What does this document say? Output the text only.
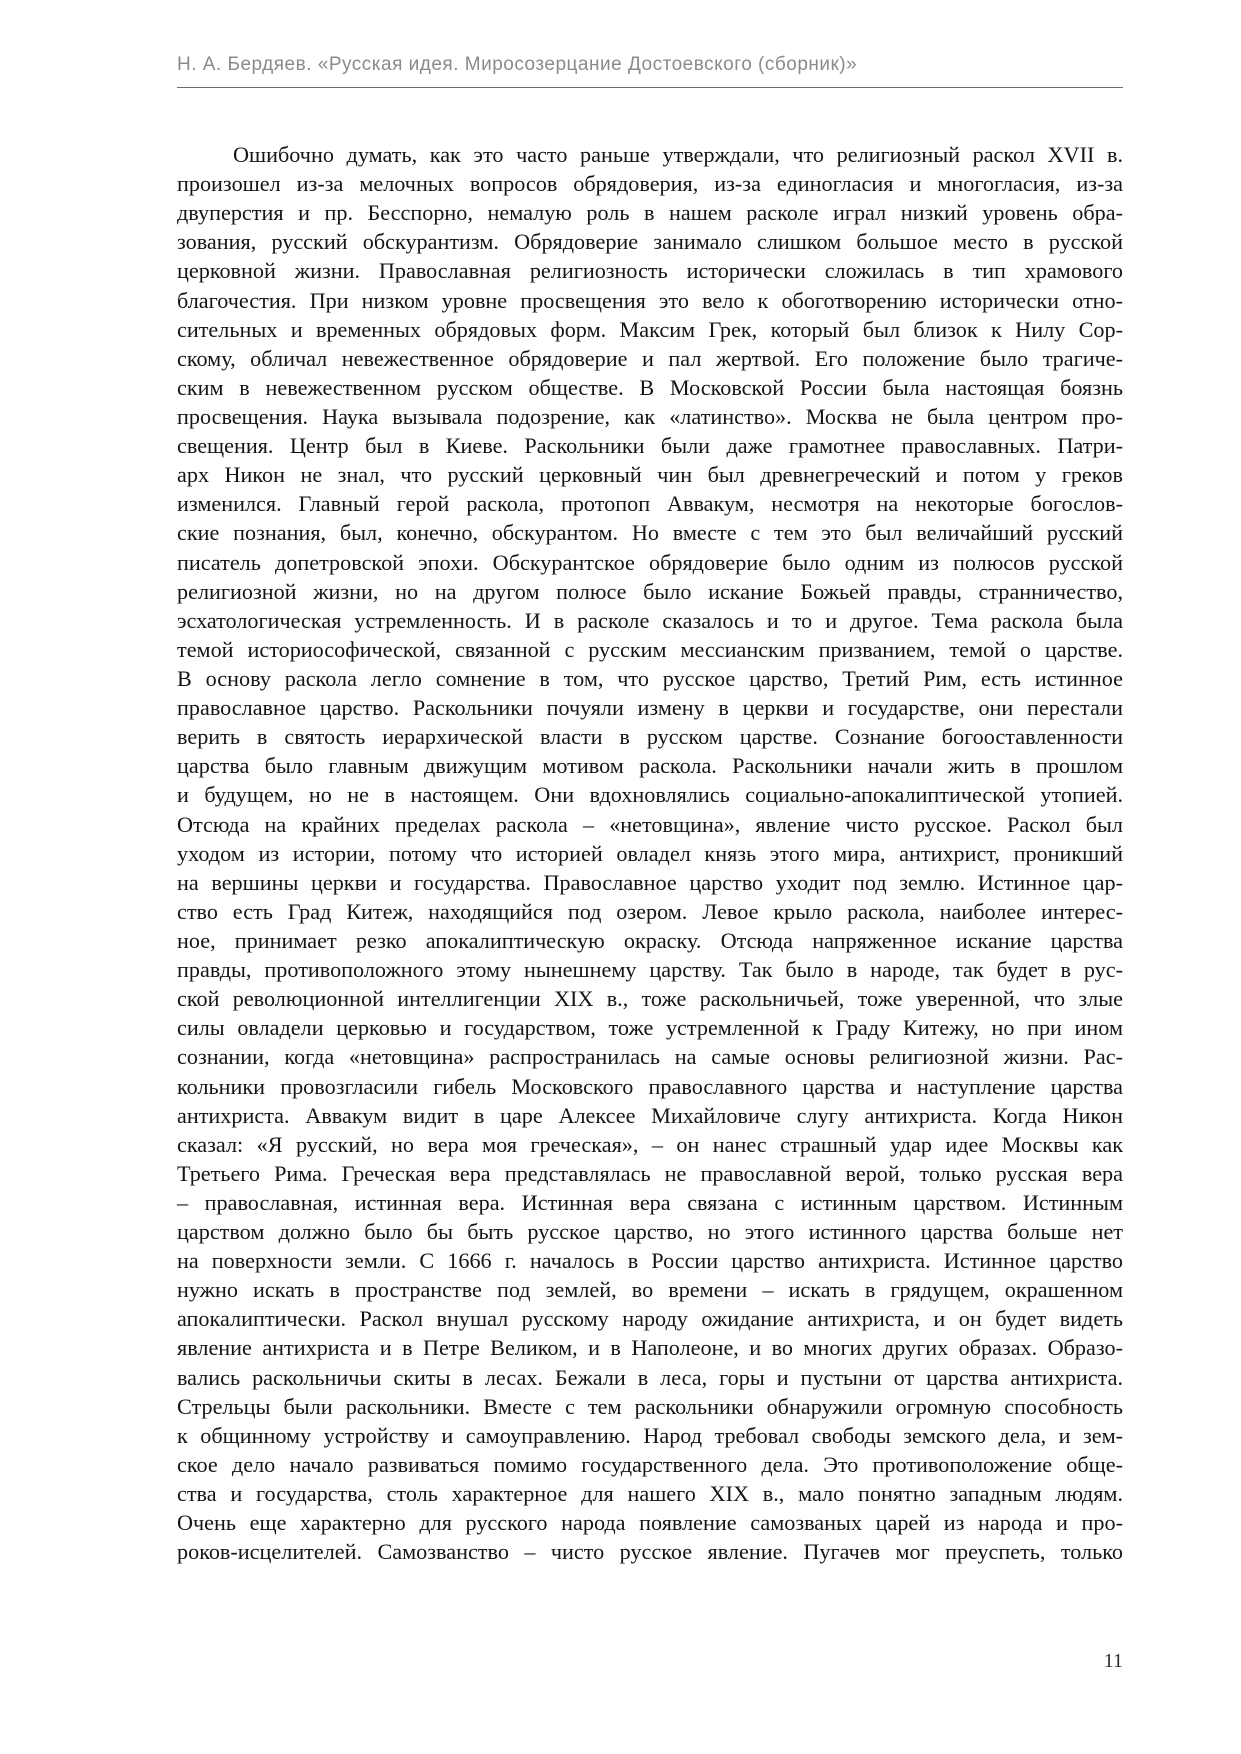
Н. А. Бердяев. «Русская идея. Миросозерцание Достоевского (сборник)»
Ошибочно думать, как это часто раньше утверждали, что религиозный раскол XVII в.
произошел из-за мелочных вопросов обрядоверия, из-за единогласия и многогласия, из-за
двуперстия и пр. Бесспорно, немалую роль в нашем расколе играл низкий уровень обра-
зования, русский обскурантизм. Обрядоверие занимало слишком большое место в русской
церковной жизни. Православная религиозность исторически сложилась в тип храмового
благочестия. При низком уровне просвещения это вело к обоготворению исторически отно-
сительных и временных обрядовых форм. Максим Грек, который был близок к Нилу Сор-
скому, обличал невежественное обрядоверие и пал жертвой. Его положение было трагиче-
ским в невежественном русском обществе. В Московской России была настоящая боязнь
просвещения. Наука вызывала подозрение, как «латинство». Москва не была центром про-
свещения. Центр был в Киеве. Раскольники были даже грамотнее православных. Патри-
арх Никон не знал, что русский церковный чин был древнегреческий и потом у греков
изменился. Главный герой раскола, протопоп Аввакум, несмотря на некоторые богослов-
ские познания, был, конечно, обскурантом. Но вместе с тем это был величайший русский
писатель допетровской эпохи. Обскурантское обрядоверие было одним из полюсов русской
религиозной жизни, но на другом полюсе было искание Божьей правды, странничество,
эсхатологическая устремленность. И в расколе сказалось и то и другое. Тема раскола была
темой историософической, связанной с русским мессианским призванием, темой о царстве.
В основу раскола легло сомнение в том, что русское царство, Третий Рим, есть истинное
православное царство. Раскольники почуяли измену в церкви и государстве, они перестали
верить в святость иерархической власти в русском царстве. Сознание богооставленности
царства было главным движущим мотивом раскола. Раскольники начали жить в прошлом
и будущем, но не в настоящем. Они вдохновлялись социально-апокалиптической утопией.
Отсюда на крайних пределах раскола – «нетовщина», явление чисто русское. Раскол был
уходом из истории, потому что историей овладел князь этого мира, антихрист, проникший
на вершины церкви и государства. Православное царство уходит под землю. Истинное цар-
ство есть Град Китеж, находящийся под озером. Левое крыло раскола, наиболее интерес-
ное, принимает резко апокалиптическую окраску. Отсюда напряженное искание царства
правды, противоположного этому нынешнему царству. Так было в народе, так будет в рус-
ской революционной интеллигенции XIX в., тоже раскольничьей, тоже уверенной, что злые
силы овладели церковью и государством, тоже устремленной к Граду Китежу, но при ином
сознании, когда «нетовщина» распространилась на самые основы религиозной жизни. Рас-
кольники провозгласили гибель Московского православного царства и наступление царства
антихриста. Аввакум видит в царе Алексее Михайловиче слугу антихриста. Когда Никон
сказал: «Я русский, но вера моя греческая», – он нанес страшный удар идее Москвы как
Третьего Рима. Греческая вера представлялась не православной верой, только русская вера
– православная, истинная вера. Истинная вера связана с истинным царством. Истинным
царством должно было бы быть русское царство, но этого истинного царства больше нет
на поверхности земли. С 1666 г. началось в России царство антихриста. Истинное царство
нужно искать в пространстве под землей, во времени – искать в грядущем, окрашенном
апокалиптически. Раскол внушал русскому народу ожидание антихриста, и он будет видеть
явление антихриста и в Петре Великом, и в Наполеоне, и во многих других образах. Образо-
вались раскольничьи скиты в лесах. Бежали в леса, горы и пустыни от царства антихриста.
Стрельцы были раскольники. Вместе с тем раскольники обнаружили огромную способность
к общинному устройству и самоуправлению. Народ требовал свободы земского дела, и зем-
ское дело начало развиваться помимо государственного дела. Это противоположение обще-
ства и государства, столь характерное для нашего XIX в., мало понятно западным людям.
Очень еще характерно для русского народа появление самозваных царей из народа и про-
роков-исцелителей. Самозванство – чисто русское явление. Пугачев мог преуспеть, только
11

────────────────────────────────────────

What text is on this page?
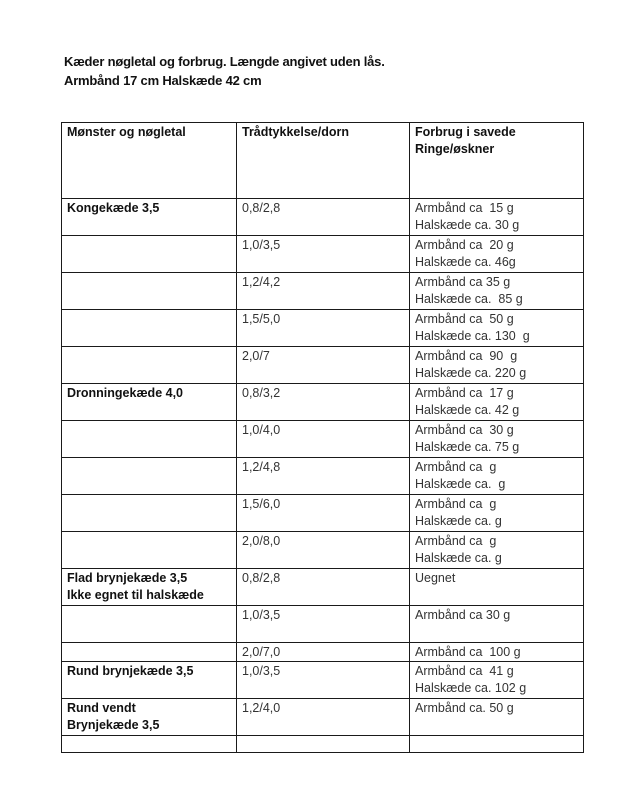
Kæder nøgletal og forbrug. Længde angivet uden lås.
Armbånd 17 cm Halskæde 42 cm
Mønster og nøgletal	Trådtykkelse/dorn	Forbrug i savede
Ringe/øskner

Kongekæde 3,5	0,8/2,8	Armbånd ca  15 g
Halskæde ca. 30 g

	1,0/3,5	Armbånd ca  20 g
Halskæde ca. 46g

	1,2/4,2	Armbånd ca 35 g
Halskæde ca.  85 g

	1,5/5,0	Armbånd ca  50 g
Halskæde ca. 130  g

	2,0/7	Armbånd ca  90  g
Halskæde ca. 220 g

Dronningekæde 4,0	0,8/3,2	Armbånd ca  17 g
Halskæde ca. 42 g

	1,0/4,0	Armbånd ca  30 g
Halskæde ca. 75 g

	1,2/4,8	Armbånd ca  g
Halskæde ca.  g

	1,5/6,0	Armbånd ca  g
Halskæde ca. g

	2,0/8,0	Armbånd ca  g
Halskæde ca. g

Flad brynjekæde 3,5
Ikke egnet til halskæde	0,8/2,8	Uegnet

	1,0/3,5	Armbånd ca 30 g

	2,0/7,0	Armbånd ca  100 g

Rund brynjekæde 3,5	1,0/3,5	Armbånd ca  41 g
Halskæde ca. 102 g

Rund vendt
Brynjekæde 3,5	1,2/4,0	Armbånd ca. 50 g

────────────────────────────────────────

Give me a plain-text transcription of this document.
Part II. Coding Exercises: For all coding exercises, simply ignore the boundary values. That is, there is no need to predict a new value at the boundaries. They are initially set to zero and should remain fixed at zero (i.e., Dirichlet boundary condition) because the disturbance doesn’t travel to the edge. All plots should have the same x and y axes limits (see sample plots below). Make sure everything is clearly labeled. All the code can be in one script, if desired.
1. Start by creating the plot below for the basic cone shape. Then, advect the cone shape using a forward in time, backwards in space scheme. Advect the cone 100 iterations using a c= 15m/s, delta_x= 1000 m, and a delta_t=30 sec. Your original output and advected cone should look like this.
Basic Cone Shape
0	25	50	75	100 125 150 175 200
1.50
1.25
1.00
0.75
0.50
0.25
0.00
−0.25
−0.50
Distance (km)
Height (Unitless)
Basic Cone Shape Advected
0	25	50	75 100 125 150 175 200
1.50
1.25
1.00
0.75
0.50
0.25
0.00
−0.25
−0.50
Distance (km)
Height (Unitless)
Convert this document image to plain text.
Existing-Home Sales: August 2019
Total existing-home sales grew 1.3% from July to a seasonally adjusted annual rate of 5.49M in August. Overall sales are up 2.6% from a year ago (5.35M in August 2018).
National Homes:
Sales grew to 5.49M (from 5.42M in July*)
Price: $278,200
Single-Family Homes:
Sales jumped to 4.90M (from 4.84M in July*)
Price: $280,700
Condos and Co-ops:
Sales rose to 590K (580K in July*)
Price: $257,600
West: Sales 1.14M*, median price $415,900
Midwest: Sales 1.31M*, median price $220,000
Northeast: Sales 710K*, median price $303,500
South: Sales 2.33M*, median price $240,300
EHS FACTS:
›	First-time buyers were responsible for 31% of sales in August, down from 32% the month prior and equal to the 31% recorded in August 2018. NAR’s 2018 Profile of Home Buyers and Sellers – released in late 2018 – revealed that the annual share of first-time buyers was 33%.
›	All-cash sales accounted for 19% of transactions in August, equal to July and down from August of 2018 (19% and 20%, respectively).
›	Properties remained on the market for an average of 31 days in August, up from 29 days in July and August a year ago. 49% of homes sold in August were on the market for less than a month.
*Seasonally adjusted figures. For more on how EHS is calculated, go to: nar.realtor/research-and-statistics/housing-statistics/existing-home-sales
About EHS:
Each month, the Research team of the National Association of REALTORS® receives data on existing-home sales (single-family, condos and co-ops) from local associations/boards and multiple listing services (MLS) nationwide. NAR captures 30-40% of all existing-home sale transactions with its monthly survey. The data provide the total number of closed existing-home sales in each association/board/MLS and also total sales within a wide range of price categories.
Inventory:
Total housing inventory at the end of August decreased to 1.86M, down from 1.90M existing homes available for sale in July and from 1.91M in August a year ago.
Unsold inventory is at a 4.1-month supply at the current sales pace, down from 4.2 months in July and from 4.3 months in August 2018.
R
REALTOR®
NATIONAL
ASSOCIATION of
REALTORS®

────────────────────────────────────────

▶ _EXERCISE DESCRIPTION_: Look through the entries above for the word "религиозной". Copy every line where it shows up.

▶ _WRITTEN SOLUTION_:
религиозной жизни, но на другом полюсе было искание Божьей правды, странничество,
сознании, когда «нетовщина» распространилась на самые основы религиозной жизни. Рас-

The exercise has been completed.